EXCERPT:

>> Start

A. Standard of Review
[1] ¶25 Whether a trial judge’s recusal was required is a question of law that we review de novo. Richardson, ¶ 22, 481 P.3d at 5.
B. Due Process
¶26 Sanders first asserts that the Due Process Clauses of the United States and Colorado Constitutions mandated the trial court’s recusal in this case. We disagree.
¶27 The Supreme Court has construed the Due Process Clause of the United States Constitution as guaranteeing a fair trial before a fair tribunal. Caperton v. A. T. Massey Coal Co., 556 U.S. 868, 876, 129 S.Ct. 2252, 173 L.Ed.2d 1208 (2009). The Court has further opined that although most judicial disqualification matters do not rise to a constitutional level, the federal Due Process Clause incorporated the common law principle that a judge must recuse from a case when the judge has "a direct, personal, substantial, pecuniary interest" in it. Id. (quoting Tumey v. Ohio, 273 U.S. 510, 523, 47 S.Ct. 437, 71 L.Ed. 749 (1927)).
[2] ¶28 Colorado’s Due Process Clause, Colo. Const. art. II, § 25, like the Due Process Clause of the United States Constitution, also guarantees "the right to a trial before an impartial judge," People v. Hall, 2021 CO 71M, ¶ 20, 496 P.3d 804, 810. Because neither Sanders nor the People argue for a more protective interpretation of our Due Process Clause than is provided by the federal Due Process Clause, for purposes of this opinion, we will read the federal and state Due Process Clauses coterminously.
[3] ¶29 To ensure a fair trial before an impartial judge, the Supreme Court has established an objective standard that asks "not whether a judge harbors an actual, subjective bias, but instead whether, as an objective matter, ‘the average judge in his position is "likely" to be neutral, or whether there is an unconstitutional "potential for bias." ’ " Williams v. Pennsylvania, 579 U.S. 1, 8, 136 S.Ct. 1899, 195 L.Ed.2d 132 (2016) (emphases added) (quoting Caperton, 556 U.S. at 881, 129 S.Ct. 2252). Accordingly, due process mandates recusal "when, objectively speaking, ‘the probability of actual bias on the part of the judge or decisionmaker is too high to be constitutionally tolerable.’ " Rippo v. Baker, 580 U.S. 285, 287, 137 S.Ct. 905, 197 L.Ed.2d 167 (2017) (per curiam) (emphases added) (quoting Withrow v. Larkin, 421 U.S. 35, 47, 95 S.Ct. 1456, 43 L.Ed.2d 712 (1975)).
[4] ¶30 In light of the foregoing, we agree with Sanders that the division applied too strict a standard when it concluded that a judge’s obligation to recuse under the Due Process Clause is limited to cases in which a party seeking disqualification can prove actual bias. Rather, for the reasons set forth above, recusal is warranted when the probability of actual bias is sufficiently high so as to undermine the right to a fair trial.

>> End

EXTRACTED INFORMATION:
>> Start

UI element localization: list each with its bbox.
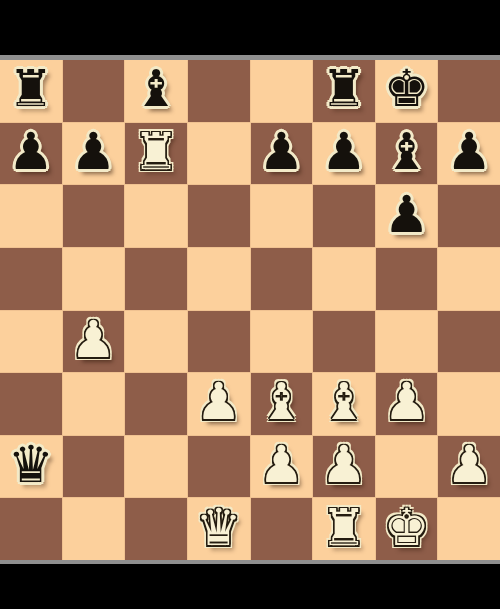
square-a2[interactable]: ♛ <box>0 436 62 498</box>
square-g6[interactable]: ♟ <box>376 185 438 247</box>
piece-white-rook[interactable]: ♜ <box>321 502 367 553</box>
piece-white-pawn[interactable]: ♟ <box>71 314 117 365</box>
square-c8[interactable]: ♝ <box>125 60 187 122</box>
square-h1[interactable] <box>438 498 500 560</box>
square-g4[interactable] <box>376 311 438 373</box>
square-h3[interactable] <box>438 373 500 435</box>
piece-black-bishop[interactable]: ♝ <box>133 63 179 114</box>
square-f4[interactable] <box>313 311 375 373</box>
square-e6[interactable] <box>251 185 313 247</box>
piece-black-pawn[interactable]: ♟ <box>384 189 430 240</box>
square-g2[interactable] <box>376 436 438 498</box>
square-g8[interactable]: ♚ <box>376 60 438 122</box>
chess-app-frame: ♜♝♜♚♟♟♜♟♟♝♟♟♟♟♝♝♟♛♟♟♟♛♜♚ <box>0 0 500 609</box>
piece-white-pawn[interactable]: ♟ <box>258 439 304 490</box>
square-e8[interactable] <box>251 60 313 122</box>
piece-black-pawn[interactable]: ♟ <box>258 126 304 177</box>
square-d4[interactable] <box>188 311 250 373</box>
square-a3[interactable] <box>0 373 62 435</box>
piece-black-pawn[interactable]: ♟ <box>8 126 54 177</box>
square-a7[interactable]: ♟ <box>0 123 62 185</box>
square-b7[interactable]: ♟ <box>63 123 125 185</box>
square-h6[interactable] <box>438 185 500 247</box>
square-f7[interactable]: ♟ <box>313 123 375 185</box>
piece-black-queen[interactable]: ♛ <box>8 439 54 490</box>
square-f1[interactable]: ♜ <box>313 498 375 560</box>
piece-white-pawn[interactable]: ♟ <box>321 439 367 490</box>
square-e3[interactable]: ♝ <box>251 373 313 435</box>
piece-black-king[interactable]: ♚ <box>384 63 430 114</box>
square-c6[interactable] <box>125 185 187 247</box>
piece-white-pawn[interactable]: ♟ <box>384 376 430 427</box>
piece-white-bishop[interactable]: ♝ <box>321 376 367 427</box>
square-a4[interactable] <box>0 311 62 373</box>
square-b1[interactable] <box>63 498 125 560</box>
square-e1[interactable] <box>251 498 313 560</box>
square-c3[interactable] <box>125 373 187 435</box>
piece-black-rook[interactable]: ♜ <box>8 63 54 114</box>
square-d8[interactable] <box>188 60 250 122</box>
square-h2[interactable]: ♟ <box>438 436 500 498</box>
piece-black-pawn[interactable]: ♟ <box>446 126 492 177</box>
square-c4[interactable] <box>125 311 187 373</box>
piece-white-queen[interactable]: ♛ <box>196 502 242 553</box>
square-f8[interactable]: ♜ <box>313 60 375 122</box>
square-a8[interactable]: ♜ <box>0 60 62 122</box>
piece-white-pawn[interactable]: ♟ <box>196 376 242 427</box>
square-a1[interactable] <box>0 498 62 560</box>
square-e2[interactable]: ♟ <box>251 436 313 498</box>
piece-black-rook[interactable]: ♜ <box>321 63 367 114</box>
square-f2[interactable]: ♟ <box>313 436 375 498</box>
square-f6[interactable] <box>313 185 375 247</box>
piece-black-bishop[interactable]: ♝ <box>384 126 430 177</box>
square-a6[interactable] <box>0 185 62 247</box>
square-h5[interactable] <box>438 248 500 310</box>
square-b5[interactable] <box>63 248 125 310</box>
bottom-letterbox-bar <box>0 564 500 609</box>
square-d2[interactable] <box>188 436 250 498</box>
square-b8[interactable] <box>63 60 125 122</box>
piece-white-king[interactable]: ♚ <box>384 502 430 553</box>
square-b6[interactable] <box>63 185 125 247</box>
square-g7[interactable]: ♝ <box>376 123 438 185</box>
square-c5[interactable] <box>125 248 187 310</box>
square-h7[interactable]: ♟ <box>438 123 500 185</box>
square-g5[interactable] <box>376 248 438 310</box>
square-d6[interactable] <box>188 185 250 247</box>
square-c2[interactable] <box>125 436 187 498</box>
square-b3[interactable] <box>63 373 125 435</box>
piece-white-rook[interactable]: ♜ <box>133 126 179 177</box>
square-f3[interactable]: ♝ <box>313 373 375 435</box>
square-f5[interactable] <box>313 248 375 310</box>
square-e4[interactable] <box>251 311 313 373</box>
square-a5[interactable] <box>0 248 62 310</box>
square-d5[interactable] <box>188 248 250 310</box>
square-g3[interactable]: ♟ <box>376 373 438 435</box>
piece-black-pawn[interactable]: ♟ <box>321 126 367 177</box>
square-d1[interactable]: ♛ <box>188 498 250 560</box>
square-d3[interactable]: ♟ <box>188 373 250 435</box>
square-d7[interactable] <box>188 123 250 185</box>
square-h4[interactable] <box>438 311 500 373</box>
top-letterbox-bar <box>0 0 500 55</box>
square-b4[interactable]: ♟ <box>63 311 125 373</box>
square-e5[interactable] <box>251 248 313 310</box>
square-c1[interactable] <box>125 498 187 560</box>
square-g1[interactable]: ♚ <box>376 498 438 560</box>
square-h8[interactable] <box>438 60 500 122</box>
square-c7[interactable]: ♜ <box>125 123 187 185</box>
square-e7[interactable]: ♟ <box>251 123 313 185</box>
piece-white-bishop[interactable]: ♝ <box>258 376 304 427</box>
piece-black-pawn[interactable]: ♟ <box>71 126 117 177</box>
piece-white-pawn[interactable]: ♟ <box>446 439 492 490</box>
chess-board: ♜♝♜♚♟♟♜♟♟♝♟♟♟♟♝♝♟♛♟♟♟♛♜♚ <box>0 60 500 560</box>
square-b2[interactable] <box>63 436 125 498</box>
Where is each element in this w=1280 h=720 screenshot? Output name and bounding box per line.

>> End

GOAL OF THE EXERCISE:
Continue the court opinion on judicial recusal from where it stops, starting with the next paragraph after ¶30.

TASK ANSWER:
[5] ¶31 This does not, of course, mean that recusal is required whenever a party can assert some objective probability of bias. Rather, as noted above, the Supreme Court has required recusal only in circumstances involving a direct, personal, substantial, or pecuniary interest on the part of the presiding judge. See Caperton, 556 U.S. at 876, 129 S.Ct. 2252. Accordingly, the Supreme Court has determined that recusal is or may be required when, for example, (1) a judge was being investigated for bribery by the same district attorney’s office that was prosecuting the defendant, Rippo, 580 U.S. at 285, 137 S.Ct. 905; (2) a state supreme court justice participated in the decision as to whether to uphold a postconviction court’s order granting relief to a death row inmate, notwithstanding the fact that the justice had been the district attorney who had approved the decision to seek the death penalty in the first place, Williams, 579 U.S. at 4, 136 S.Ct. 1899; and (3) a state supreme court of appeals judge who had voted with the majority to reverse a fifty million dollar judgment against a civil defendant had received over three million dollars in campaign contributions from that defendant’s board chairman and principal officer while campaigning for the position on the supreme court of appeals to which he was ultimately elected, Caperton., 556 U.S. at 872–73, 129 S.Ct. 2252.
[6] ¶32 In contrast, a risk of bias that is too remote and insubstantial does not violate the Due Process Clause. See Aetna Life Ins. Co. v. Lavoie, 475 U.S. 813, 826, 106 S.Ct. 1580, 89 L.Ed.2d 823 (1986) (concluding that the slight pecuniary interests that the Alabama Supreme Court’s justices conceivably had in a case could not possibly have been characterized as direct, personal, or substantial).
[7] ¶33 The question thus becomes whether Sanders has established that the above-described due process principles mandated the trial judge’s recusal in this case. For two reasons, we conclude that he has not.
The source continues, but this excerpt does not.